**PROBLEM:** Check each line of the listing below for the word "with" and say how many lines have it. Nothing else should be written.

[Extracted data entries]
........

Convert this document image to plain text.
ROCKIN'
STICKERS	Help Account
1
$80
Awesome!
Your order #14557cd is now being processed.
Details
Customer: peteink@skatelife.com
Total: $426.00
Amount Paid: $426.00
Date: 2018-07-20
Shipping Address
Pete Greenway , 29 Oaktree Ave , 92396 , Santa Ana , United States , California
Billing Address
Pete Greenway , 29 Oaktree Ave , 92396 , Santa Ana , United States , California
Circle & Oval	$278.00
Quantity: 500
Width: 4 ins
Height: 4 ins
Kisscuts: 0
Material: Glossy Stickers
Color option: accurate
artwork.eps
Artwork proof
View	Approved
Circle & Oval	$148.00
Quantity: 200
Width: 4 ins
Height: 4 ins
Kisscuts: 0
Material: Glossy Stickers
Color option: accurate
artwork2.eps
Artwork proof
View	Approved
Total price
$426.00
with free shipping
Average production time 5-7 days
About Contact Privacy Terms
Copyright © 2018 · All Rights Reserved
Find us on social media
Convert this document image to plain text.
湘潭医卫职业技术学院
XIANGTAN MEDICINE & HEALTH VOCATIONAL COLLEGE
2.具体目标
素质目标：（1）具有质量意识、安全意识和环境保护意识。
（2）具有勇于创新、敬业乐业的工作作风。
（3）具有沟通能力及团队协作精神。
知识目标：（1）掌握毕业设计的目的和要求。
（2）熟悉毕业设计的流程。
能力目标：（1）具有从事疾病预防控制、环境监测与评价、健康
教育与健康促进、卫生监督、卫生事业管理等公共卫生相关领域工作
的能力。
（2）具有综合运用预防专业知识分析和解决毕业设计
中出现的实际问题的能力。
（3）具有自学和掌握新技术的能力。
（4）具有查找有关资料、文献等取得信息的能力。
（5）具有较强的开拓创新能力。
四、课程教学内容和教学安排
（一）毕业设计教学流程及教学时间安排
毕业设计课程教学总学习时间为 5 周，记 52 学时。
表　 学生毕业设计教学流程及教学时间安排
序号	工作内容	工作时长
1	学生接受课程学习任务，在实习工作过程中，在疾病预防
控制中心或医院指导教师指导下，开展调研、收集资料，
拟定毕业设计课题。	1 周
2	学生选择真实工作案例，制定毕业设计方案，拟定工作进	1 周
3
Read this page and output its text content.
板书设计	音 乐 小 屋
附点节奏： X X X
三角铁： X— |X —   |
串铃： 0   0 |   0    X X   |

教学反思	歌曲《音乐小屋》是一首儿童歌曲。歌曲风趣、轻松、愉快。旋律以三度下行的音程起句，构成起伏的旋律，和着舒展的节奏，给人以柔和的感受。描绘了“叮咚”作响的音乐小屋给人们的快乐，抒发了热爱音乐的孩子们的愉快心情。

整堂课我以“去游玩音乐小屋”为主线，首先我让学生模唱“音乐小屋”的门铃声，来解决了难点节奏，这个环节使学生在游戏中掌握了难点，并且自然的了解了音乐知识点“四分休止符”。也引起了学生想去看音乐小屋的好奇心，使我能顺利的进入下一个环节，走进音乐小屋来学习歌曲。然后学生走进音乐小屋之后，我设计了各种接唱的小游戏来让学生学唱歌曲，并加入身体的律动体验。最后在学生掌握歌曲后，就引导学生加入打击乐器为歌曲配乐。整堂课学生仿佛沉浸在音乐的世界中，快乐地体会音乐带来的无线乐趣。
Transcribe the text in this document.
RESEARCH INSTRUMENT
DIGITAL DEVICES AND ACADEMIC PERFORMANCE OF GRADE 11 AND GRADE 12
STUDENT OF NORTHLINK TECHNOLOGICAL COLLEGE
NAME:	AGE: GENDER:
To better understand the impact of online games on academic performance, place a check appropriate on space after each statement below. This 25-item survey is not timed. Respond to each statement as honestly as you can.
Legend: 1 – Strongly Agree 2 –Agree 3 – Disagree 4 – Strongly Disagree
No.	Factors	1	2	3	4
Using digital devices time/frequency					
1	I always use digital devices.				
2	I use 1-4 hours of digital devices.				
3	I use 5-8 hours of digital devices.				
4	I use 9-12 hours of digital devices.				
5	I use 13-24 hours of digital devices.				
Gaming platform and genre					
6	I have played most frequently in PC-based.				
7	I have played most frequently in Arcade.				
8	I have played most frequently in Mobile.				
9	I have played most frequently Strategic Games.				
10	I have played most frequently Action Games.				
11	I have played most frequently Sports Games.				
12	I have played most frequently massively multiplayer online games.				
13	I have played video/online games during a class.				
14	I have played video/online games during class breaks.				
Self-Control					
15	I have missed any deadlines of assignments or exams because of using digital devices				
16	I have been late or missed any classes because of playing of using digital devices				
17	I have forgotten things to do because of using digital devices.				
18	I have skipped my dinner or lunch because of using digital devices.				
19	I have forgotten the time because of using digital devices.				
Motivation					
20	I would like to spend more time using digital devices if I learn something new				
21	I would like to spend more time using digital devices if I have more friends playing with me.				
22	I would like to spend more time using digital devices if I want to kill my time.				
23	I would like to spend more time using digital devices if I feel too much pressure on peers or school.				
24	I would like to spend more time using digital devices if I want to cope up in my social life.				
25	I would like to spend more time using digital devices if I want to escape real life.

........

**CORRECT OUTPUT:** 2